• Stated exercise
Reply with one number: the count of lines in the data that hold the string "capable".

• Extracted material
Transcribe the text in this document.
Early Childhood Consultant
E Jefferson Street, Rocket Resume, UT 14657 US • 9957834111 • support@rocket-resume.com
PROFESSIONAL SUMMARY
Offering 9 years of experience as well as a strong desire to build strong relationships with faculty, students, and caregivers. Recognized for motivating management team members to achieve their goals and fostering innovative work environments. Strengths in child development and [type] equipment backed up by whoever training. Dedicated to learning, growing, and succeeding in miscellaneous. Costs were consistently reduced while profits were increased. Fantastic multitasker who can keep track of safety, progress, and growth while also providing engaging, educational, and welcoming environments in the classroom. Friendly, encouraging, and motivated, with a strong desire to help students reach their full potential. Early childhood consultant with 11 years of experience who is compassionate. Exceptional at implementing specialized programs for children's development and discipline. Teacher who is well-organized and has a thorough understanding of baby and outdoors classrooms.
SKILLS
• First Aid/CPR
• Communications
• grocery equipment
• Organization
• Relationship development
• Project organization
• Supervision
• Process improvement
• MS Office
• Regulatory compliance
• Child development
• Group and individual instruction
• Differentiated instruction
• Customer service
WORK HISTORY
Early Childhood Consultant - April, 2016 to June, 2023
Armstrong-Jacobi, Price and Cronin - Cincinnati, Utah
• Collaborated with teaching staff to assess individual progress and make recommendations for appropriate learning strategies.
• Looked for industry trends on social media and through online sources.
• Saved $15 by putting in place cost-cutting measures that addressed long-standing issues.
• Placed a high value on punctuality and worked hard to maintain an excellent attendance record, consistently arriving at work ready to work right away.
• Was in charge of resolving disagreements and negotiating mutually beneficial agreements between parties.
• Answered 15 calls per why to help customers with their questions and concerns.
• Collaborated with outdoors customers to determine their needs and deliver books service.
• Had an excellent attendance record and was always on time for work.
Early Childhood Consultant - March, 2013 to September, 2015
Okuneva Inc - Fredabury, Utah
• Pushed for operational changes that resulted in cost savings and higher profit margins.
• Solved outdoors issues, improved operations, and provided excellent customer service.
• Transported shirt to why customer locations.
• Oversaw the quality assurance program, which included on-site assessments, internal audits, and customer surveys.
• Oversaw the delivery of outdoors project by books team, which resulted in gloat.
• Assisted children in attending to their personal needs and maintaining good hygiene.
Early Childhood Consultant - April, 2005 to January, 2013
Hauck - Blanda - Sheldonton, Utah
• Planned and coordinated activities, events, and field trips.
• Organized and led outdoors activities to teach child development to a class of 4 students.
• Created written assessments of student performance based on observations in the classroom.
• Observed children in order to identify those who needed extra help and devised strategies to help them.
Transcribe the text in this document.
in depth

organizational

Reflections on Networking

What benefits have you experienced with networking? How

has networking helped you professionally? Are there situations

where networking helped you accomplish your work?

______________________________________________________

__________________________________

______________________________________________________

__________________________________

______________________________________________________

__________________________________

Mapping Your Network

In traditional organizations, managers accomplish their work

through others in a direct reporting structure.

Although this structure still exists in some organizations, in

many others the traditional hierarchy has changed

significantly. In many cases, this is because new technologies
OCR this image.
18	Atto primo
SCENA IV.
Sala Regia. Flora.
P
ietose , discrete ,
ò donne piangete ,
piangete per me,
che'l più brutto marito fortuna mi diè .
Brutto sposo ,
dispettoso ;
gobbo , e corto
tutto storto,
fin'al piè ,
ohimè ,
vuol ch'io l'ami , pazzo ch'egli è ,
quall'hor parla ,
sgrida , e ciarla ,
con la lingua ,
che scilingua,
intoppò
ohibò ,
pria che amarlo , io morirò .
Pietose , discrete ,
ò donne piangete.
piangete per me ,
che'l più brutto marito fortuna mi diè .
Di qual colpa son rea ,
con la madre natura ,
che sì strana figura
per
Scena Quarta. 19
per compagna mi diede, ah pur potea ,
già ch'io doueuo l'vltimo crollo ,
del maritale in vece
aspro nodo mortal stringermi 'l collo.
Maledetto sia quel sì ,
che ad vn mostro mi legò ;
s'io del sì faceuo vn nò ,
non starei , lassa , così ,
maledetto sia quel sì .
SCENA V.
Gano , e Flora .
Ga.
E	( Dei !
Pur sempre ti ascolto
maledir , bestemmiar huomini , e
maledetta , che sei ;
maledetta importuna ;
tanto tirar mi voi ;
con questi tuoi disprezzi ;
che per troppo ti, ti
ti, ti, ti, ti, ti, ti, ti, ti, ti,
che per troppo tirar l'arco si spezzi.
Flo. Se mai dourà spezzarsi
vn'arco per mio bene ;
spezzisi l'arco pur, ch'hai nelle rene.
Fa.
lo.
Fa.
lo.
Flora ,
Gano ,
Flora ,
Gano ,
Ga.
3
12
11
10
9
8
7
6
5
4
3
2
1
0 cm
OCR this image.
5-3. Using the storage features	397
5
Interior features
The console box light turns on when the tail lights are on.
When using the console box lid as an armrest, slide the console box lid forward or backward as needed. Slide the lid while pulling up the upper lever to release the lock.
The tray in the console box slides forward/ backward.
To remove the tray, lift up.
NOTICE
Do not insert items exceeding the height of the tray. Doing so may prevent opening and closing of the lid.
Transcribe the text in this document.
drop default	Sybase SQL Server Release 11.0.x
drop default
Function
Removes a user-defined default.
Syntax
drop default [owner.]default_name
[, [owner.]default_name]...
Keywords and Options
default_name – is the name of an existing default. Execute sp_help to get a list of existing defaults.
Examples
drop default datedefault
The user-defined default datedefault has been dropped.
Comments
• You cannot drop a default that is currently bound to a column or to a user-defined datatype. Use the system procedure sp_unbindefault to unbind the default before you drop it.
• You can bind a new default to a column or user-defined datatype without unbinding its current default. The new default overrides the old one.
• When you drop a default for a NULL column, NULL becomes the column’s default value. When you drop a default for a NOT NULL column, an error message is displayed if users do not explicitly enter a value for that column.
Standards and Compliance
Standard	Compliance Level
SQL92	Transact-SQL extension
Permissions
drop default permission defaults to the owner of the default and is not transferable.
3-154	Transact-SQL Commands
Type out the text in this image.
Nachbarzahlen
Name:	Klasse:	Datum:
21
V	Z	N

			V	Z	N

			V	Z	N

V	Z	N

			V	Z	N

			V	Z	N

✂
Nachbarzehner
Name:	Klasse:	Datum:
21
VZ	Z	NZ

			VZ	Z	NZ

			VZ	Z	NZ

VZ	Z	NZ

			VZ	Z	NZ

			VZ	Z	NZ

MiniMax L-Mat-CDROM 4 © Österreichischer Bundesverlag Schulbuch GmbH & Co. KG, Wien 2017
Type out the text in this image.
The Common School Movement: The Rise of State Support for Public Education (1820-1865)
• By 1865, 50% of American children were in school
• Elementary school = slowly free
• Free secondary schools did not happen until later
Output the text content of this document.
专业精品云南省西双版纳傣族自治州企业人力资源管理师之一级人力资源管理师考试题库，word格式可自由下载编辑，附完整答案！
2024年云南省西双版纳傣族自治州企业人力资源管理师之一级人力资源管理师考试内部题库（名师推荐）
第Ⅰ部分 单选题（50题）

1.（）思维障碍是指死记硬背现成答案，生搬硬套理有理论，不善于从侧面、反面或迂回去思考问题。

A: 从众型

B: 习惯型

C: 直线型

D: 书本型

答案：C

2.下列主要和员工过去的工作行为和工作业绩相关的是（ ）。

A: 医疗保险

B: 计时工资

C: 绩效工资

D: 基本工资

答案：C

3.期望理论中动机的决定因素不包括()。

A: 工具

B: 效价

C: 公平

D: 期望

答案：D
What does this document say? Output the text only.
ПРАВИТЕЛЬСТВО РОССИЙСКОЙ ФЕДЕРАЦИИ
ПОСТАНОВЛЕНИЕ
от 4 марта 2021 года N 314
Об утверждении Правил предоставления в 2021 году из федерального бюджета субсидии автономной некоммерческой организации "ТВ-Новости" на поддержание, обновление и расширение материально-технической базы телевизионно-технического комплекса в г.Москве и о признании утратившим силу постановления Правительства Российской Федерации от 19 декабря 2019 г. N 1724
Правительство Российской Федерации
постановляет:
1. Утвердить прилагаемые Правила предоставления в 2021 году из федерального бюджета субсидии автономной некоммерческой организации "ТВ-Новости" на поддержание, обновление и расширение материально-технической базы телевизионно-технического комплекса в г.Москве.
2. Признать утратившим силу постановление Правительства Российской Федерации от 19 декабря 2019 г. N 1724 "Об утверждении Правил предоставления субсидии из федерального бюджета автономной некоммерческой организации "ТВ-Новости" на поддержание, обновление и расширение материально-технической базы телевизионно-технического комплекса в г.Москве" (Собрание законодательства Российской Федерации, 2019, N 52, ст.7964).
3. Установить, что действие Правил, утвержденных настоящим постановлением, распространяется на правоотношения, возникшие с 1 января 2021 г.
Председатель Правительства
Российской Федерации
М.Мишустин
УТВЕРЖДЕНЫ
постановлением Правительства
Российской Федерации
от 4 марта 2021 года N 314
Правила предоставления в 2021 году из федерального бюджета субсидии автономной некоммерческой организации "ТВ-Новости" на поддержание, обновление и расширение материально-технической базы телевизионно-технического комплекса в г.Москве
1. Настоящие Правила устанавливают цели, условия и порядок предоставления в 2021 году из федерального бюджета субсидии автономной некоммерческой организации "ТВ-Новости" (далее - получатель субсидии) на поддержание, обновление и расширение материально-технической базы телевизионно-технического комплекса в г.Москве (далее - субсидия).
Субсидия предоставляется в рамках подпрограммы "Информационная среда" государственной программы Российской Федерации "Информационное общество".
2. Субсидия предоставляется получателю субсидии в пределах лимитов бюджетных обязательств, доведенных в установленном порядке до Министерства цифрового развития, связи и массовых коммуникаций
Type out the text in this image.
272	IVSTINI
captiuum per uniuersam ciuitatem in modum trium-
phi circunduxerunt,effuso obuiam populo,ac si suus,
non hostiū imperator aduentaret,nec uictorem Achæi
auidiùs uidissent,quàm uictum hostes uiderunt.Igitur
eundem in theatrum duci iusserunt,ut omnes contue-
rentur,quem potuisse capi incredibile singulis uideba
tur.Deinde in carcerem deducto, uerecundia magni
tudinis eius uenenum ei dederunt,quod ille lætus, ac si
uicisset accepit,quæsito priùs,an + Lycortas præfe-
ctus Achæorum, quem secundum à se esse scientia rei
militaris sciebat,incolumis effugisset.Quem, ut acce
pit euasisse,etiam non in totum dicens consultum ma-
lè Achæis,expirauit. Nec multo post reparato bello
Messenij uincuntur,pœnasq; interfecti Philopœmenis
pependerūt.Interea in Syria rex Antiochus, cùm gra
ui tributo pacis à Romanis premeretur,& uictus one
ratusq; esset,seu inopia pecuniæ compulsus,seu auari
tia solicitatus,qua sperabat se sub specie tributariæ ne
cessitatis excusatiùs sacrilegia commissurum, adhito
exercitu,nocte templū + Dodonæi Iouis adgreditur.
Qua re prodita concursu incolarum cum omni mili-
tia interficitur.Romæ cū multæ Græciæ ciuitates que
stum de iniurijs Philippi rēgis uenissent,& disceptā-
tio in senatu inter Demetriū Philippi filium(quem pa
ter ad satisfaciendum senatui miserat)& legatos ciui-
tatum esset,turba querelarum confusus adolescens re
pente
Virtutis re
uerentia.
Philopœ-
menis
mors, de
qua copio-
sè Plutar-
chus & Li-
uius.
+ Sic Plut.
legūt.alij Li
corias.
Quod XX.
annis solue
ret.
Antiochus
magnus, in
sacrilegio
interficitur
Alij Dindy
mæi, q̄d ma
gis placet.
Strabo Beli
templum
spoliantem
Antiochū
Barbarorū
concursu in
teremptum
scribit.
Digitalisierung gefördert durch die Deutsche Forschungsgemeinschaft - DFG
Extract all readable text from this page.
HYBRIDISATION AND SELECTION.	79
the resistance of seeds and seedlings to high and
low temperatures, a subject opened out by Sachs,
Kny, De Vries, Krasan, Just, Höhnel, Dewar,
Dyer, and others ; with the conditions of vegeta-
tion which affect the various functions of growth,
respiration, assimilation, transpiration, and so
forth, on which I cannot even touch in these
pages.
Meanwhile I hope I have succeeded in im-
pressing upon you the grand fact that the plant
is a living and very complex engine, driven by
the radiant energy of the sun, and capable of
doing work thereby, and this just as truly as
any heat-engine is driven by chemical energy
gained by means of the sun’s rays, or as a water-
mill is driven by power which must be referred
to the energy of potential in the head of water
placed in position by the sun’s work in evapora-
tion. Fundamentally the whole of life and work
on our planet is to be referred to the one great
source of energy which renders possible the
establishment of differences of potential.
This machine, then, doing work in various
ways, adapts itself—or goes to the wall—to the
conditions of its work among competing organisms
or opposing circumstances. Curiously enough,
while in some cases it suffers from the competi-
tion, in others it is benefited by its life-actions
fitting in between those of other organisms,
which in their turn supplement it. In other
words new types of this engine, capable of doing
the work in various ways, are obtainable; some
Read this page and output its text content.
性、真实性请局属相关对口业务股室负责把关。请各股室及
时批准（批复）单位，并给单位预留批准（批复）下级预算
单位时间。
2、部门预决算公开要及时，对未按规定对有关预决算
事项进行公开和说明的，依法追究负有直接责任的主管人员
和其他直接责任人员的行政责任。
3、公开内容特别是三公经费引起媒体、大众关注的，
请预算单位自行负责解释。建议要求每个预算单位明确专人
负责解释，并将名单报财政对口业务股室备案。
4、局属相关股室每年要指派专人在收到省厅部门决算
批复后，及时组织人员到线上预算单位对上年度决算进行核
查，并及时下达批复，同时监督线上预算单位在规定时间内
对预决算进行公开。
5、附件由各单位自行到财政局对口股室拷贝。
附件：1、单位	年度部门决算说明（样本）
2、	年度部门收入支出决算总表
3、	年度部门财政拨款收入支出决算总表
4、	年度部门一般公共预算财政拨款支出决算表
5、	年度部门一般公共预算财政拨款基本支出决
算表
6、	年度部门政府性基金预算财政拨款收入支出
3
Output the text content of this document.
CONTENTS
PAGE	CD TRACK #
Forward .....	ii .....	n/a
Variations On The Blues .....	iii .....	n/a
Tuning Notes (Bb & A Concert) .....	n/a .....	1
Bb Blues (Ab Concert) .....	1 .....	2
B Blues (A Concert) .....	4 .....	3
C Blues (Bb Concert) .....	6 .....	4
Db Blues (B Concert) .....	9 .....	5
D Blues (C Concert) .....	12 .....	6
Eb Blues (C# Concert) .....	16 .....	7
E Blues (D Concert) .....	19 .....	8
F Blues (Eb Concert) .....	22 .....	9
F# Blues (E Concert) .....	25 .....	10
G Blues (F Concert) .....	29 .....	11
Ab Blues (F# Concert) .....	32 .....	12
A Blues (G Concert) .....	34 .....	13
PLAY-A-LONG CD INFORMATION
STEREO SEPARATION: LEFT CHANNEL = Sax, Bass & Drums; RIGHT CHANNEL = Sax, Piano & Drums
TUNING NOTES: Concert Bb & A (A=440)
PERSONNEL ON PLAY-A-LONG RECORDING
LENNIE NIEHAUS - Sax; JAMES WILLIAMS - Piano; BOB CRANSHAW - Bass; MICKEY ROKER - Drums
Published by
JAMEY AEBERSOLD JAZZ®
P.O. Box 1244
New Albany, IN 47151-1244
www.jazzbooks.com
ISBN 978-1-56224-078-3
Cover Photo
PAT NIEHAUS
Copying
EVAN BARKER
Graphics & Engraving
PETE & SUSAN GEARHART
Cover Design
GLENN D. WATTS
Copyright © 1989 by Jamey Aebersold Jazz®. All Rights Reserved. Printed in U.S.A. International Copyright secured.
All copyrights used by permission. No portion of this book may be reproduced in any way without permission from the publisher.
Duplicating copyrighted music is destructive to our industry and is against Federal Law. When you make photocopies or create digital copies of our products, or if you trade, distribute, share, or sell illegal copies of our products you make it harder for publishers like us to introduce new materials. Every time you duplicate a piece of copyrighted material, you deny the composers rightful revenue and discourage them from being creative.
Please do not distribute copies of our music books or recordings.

• Result of this task
2